STORED ROWS
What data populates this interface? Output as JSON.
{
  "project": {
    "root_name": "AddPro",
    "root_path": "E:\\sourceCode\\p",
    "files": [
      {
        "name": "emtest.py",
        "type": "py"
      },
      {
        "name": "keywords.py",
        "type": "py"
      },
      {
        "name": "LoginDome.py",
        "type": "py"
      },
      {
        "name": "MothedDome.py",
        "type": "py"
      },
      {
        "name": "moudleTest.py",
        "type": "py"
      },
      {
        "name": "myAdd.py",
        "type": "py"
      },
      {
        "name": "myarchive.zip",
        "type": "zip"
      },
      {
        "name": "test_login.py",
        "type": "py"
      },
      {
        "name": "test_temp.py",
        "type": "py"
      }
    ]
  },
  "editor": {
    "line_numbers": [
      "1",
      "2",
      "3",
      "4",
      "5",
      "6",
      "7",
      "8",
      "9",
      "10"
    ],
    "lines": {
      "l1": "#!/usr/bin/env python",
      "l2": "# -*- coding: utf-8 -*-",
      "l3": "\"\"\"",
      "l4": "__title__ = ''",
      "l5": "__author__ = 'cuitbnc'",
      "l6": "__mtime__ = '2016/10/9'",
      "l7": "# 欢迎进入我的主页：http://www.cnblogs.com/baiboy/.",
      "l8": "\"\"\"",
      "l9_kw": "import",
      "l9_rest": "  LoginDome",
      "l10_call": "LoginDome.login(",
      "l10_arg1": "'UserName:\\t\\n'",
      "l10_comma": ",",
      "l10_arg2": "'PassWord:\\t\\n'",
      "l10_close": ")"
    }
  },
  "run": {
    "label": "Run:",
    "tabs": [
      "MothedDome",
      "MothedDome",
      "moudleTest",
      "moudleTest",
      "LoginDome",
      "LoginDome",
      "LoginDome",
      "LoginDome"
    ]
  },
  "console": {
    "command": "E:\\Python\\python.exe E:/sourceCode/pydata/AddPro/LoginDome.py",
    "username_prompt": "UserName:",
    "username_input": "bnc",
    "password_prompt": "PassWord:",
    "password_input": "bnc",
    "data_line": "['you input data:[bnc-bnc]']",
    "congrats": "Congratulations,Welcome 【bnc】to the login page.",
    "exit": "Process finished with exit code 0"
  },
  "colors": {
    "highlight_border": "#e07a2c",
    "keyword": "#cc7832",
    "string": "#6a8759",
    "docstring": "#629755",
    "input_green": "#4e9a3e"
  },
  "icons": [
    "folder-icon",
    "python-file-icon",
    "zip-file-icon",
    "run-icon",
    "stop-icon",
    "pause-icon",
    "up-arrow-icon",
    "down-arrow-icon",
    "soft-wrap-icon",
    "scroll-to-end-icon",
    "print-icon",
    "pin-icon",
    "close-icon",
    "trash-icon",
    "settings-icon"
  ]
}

==

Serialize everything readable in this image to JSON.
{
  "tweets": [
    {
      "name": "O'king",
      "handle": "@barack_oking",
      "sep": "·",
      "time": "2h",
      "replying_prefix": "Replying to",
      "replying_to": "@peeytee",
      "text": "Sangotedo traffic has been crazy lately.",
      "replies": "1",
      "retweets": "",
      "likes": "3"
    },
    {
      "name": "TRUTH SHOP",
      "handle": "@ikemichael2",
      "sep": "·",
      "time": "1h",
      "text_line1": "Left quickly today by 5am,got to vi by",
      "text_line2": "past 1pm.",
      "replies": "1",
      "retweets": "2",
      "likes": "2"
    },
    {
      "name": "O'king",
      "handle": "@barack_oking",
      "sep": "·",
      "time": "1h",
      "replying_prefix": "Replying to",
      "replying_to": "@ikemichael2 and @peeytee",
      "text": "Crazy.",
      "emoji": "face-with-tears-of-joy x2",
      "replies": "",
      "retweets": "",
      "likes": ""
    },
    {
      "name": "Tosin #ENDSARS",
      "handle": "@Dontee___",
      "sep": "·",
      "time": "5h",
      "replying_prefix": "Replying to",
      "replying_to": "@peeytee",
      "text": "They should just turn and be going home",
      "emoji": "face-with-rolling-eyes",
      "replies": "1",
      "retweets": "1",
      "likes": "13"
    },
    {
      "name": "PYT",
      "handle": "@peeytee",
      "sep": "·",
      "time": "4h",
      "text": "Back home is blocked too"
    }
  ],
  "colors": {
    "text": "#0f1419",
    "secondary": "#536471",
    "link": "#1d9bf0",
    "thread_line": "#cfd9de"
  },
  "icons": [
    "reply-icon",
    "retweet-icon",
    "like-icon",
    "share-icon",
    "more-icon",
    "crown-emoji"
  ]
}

GIVEN PROBLEM
How many lines of these entries contain "JSON"? Answer with the number and nothing else.

PROBLEM SOLUTION
2